** TASK PROMPT **
Which lines hold the string "Mortgage"? Copy every one of them.

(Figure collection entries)
+--
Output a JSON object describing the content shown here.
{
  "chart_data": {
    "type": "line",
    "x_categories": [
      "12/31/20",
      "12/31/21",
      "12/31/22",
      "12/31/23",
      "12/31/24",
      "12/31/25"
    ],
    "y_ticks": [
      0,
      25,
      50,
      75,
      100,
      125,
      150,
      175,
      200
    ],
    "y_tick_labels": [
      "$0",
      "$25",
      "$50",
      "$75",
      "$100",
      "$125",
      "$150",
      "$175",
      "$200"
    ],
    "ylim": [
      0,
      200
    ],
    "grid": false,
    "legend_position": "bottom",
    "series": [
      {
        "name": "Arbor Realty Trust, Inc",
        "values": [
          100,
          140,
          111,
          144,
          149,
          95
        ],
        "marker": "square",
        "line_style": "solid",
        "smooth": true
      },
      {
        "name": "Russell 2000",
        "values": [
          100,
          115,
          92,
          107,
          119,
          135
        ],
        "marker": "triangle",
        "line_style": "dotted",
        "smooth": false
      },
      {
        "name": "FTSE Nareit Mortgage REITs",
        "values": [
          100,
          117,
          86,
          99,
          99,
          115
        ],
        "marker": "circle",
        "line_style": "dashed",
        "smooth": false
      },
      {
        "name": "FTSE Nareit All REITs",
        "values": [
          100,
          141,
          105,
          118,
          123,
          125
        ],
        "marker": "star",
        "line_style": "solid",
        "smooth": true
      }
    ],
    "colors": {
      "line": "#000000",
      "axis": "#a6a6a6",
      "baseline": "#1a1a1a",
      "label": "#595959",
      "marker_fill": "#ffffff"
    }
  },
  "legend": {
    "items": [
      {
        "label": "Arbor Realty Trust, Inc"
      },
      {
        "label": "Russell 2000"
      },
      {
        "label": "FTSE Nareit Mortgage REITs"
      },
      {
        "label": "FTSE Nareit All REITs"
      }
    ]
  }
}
+--
** EXERCISE ANSWER **
        "name": "FTSE Nareit Mortgage REITs",
        "label": "FTSE Nareit Mortgage REITs"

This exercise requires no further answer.